---------- ENTRIES PROVIDED

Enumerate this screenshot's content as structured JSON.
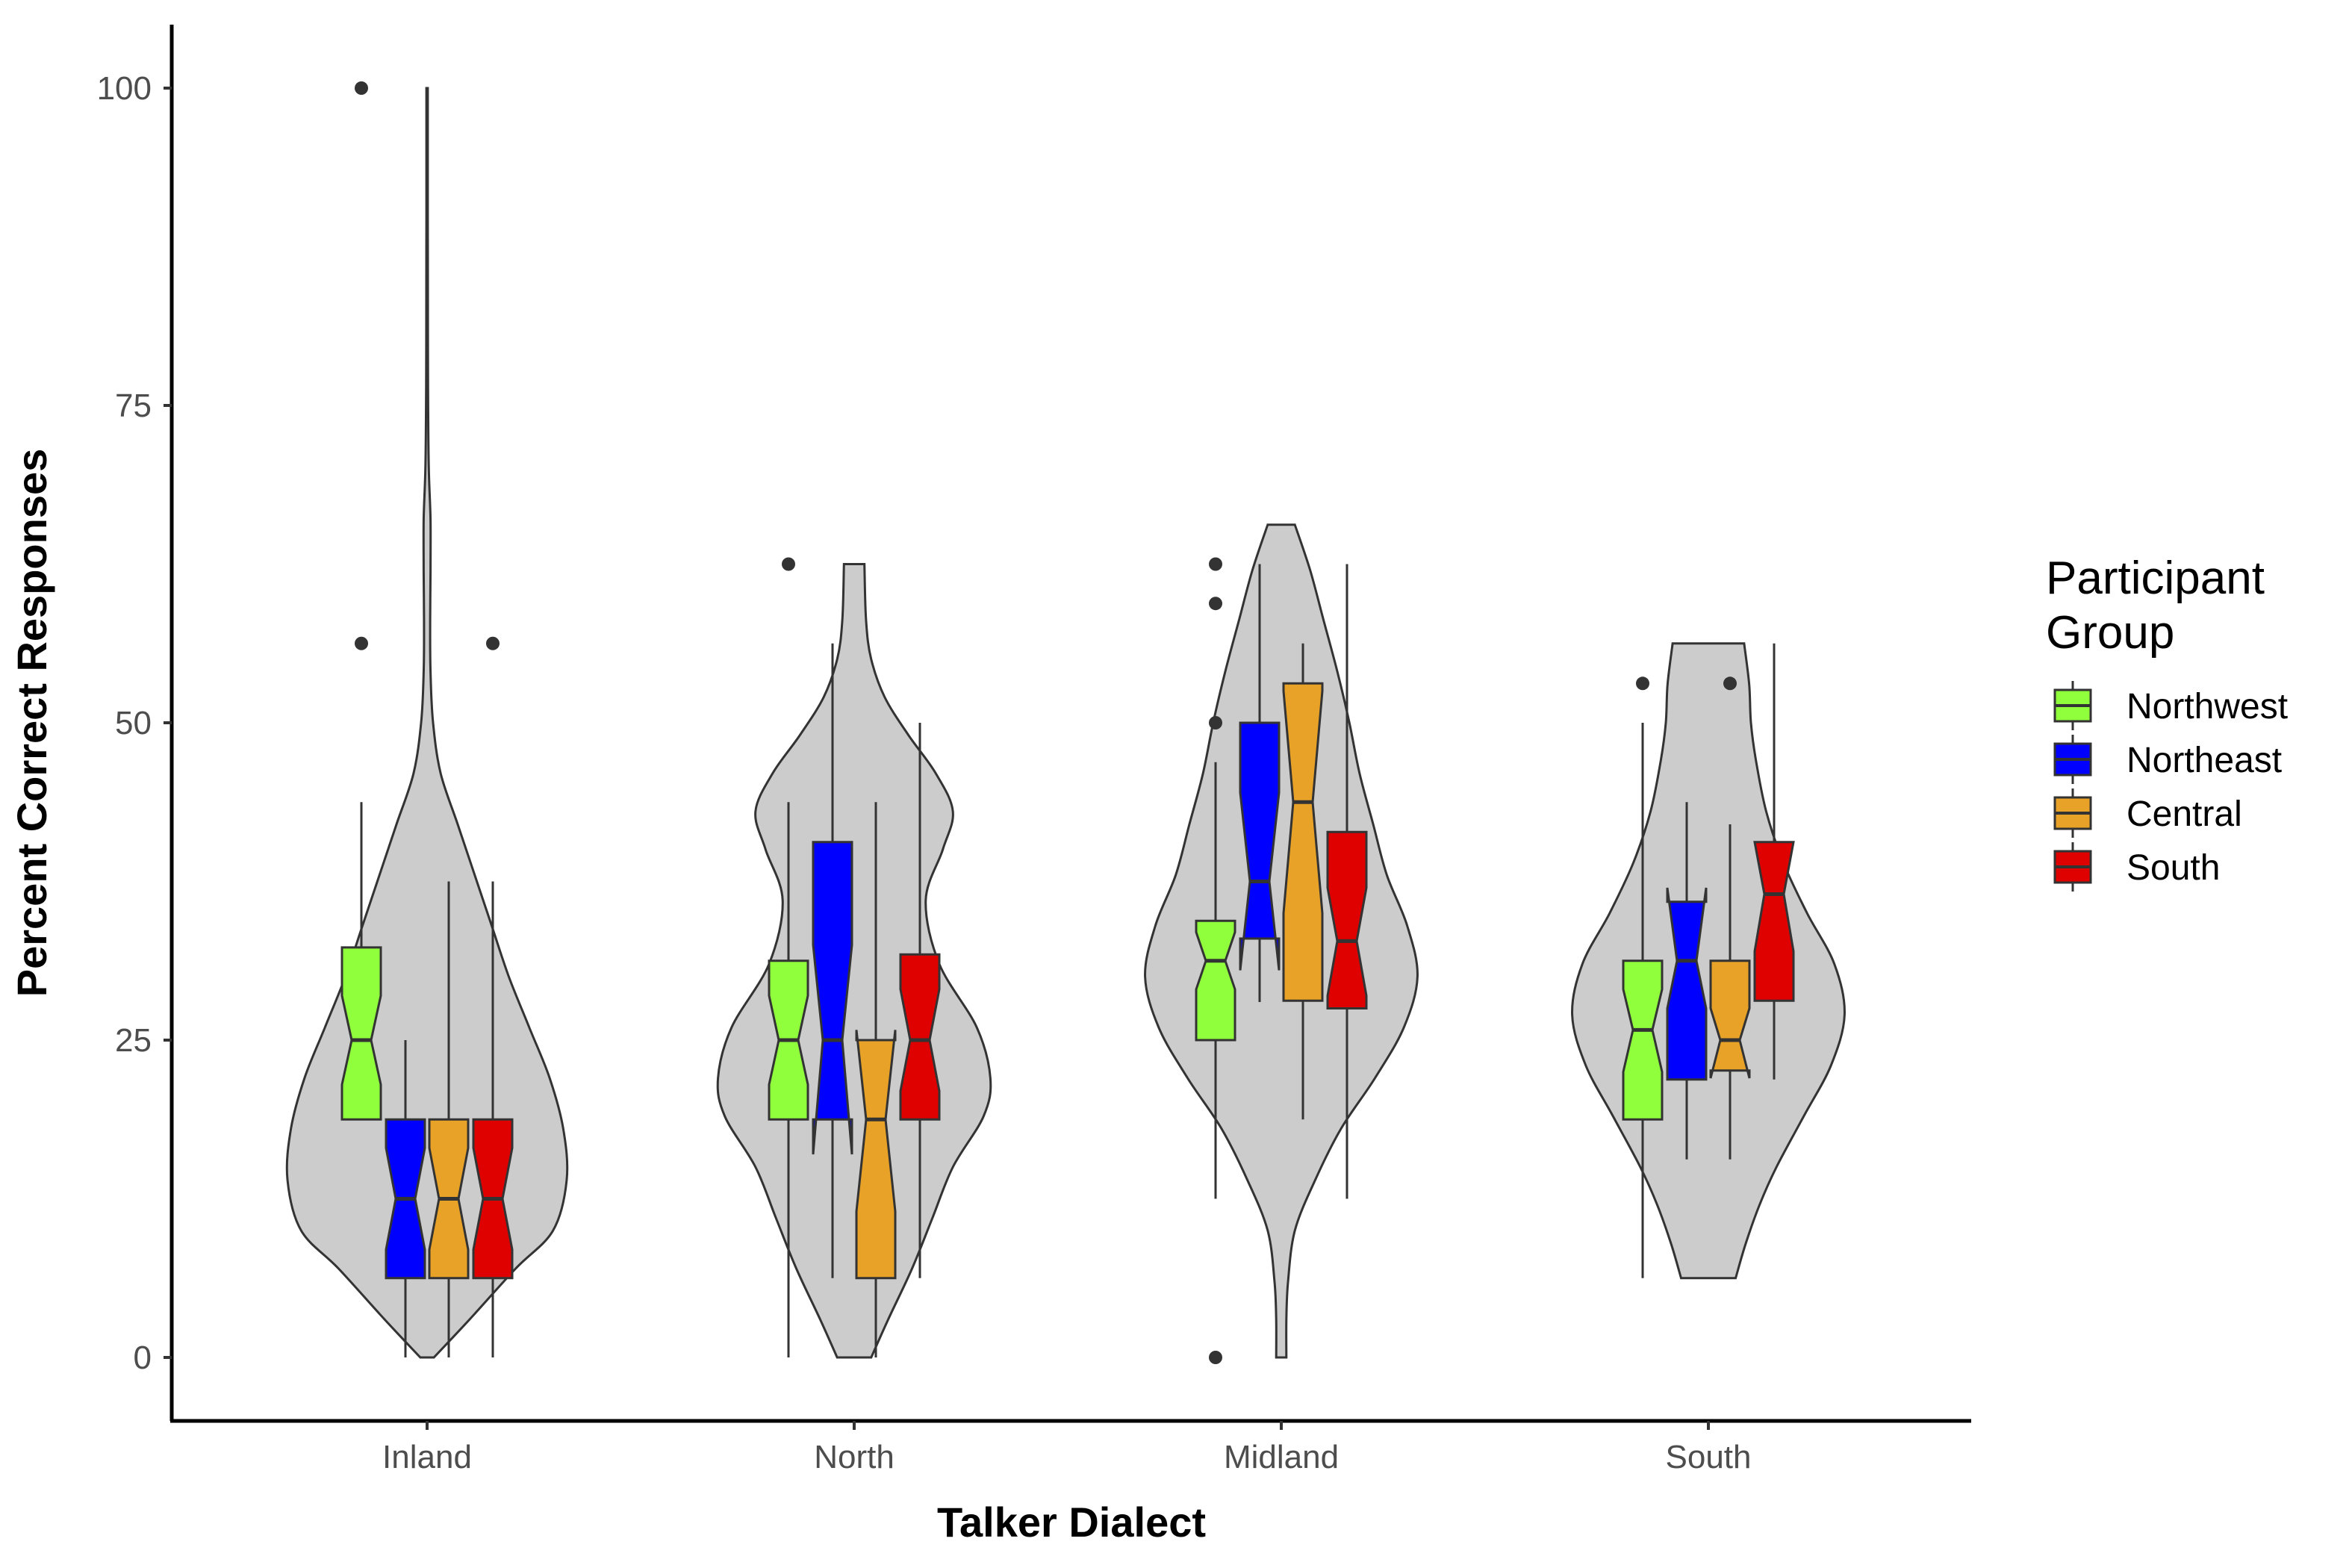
{
  "chart_data": {
    "type": "violin-boxplot",
    "xlabel": "Talker Dialect",
    "ylabel": "Percent Correct Responses",
    "ylim": [
      -5,
      105
    ],
    "yticks": [
      0,
      25,
      50,
      75,
      100
    ],
    "grid": false,
    "legend": {
      "title_lines": [
        "Participant",
        "Group"
      ],
      "placement": "right",
      "entries": [
        {
          "name": "Northwest",
          "color": "#90ff3c"
        },
        {
          "name": "Northeast",
          "color": "#0000ff"
        },
        {
          "name": "Central",
          "color": "#e8a227"
        },
        {
          "name": "South",
          "color": "#df0000"
        }
      ]
    },
    "colors": {
      "violin_fill": "#cccccc",
      "outline": "#333333",
      "outlier": "#333333",
      "axis": "#000000"
    },
    "categories": [
      {
        "name": "Inland",
        "violin": {
          "range": [
            0,
            100
          ],
          "profile": [
            [
              0,
              0.04
            ],
            [
              3,
              0.25
            ],
            [
              7,
              0.52
            ],
            [
              10,
              0.74
            ],
            [
              14,
              0.82
            ],
            [
              18,
              0.8
            ],
            [
              22,
              0.72
            ],
            [
              26,
              0.6
            ],
            [
              30,
              0.48
            ],
            [
              34,
              0.38
            ],
            [
              38,
              0.28
            ],
            [
              42,
              0.18
            ],
            [
              46,
              0.08
            ],
            [
              50,
              0.035
            ],
            [
              54,
              0.02
            ],
            [
              58,
              0.018
            ],
            [
              62,
              0.02
            ],
            [
              66,
              0.02
            ],
            [
              70,
              0.01
            ],
            [
              75,
              0.006
            ],
            [
              80,
              0.005
            ],
            [
              90,
              0.004
            ],
            [
              100,
              0.004
            ]
          ]
        },
        "boxes": [
          {
            "group": "Northwest",
            "min": 18.75,
            "q1": 18.75,
            "median": 25,
            "q3": 32.3,
            "max": 43.75,
            "notch": [
              21.5,
              28.5
            ],
            "outliers": [
              56.25,
              100
            ]
          },
          {
            "group": "Northeast",
            "min": 0,
            "q1": 6.25,
            "median": 12.5,
            "q3": 18.75,
            "max": 25,
            "notch": [
              8.5,
              16.5
            ],
            "outliers": []
          },
          {
            "group": "Central",
            "min": 0,
            "q1": 6.25,
            "median": 12.5,
            "q3": 18.75,
            "max": 37.5,
            "notch": [
              8.5,
              16.5
            ],
            "outliers": []
          },
          {
            "group": "South",
            "min": 0,
            "q1": 6.25,
            "median": 12.5,
            "q3": 18.75,
            "max": 37.5,
            "notch": [
              8.5,
              16.5
            ],
            "outliers": [
              56.25
            ]
          }
        ]
      },
      {
        "name": "North",
        "violin": {
          "range": [
            0,
            62.5
          ],
          "profile": [
            [
              0,
              0.1
            ],
            [
              3,
              0.2
            ],
            [
              7,
              0.34
            ],
            [
              11,
              0.46
            ],
            [
              15,
              0.58
            ],
            [
              19,
              0.76
            ],
            [
              22,
              0.8
            ],
            [
              26,
              0.72
            ],
            [
              31,
              0.5
            ],
            [
              36,
              0.42
            ],
            [
              40,
              0.52
            ],
            [
              43,
              0.58
            ],
            [
              46,
              0.48
            ],
            [
              49,
              0.32
            ],
            [
              52,
              0.18
            ],
            [
              55,
              0.1
            ],
            [
              58,
              0.07
            ],
            [
              62.5,
              0.06
            ]
          ]
        },
        "boxes": [
          {
            "group": "Northwest",
            "min": 0,
            "q1": 18.75,
            "median": 25,
            "q3": 31.25,
            "max": 43.75,
            "notch": [
              21.5,
              28.5
            ],
            "outliers": [
              62.5
            ]
          },
          {
            "group": "Northeast",
            "min": 6.25,
            "q1": 18.75,
            "median": 25,
            "q3": 40.6,
            "max": 56.25,
            "notch": [
              16,
              32.5
            ],
            "outliers": []
          },
          {
            "group": "Central",
            "min": 0,
            "q1": 6.25,
            "median": 18.75,
            "q3": 25,
            "max": 43.75,
            "notch": [
              11.5,
              25.8
            ],
            "outliers": []
          },
          {
            "group": "South",
            "min": 6.25,
            "q1": 18.75,
            "median": 25,
            "q3": 31.75,
            "max": 50,
            "notch": [
              21,
              29
            ],
            "outliers": []
          }
        ]
      },
      {
        "name": "Midland",
        "violin": {
          "range": [
            0,
            65.6
          ],
          "profile": [
            [
              0,
              0.03
            ],
            [
              3,
              0.03
            ],
            [
              6,
              0.04
            ],
            [
              10,
              0.08
            ],
            [
              14,
              0.2
            ],
            [
              18,
              0.35
            ],
            [
              22,
              0.55
            ],
            [
              26,
              0.72
            ],
            [
              30,
              0.8
            ],
            [
              34,
              0.74
            ],
            [
              38,
              0.62
            ],
            [
              42,
              0.54
            ],
            [
              46,
              0.46
            ],
            [
              50,
              0.4
            ],
            [
              54,
              0.33
            ],
            [
              58,
              0.25
            ],
            [
              62,
              0.17
            ],
            [
              65.6,
              0.08
            ]
          ]
        },
        "boxes": [
          {
            "group": "Northwest",
            "min": 12.5,
            "q1": 25,
            "median": 31.25,
            "q3": 34.4,
            "max": 46.9,
            "notch": [
              29,
              33.5
            ],
            "outliers": [
              0,
              50,
              59.4,
              62.5
            ]
          },
          {
            "group": "Northeast",
            "min": 28,
            "q1": 33,
            "median": 37.5,
            "q3": 50,
            "max": 62.5,
            "notch": [
              30.5,
              44.5
            ],
            "outliers": []
          },
          {
            "group": "Central",
            "min": 18.75,
            "q1": 28.1,
            "median": 43.75,
            "q3": 53.1,
            "max": 56.25,
            "notch": [
              35,
              52.5
            ],
            "outliers": []
          },
          {
            "group": "South",
            "min": 12.5,
            "q1": 27.5,
            "median": 32.8,
            "q3": 41.4,
            "max": 62.5,
            "notch": [
              28.5,
              37
            ],
            "outliers": []
          }
        ]
      },
      {
        "name": "South",
        "violin": {
          "range": [
            6.25,
            56.25
          ],
          "profile": [
            [
              6.25,
              0.16
            ],
            [
              9,
              0.22
            ],
            [
              12,
              0.3
            ],
            [
              15,
              0.4
            ],
            [
              19,
              0.56
            ],
            [
              23,
              0.72
            ],
            [
              27,
              0.8
            ],
            [
              31,
              0.74
            ],
            [
              35,
              0.58
            ],
            [
              39,
              0.44
            ],
            [
              43,
              0.34
            ],
            [
              47,
              0.28
            ],
            [
              50,
              0.25
            ],
            [
              53,
              0.24
            ],
            [
              56.25,
              0.21
            ]
          ]
        },
        "boxes": [
          {
            "group": "Northwest",
            "min": 6.25,
            "q1": 18.75,
            "median": 25.8,
            "q3": 31.25,
            "max": 50,
            "notch": [
              22.5,
              29
            ],
            "outliers": [
              53.1
            ]
          },
          {
            "group": "Northeast",
            "min": 15.6,
            "q1": 21.9,
            "median": 31.25,
            "q3": 35.9,
            "max": 43.75,
            "notch": [
              27.5,
              37
            ],
            "outliers": []
          },
          {
            "group": "Central",
            "min": 15.6,
            "q1": 22.6,
            "median": 25,
            "q3": 31.25,
            "max": 42,
            "notch": [
              22,
              27.5
            ],
            "outliers": [
              53.1
            ]
          },
          {
            "group": "South",
            "min": 21.9,
            "q1": 28.1,
            "median": 36.5,
            "q3": 40.6,
            "max": 56.25,
            "notch": [
              32,
              40.6
            ],
            "outliers": []
          }
        ]
      }
    ]
  }
}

--------------------

> WHAT THE EXERCISE ASKS: From the entries above, copy each line holding "name".

> EXERCISE OUTPUT:
          "name": "Northwest",
          "name": "Northeast",
          "name": "Central",
          "name": "South",
        "name": "Inland",
        "name": "North",
        "name": "Midland",
        "name": "South",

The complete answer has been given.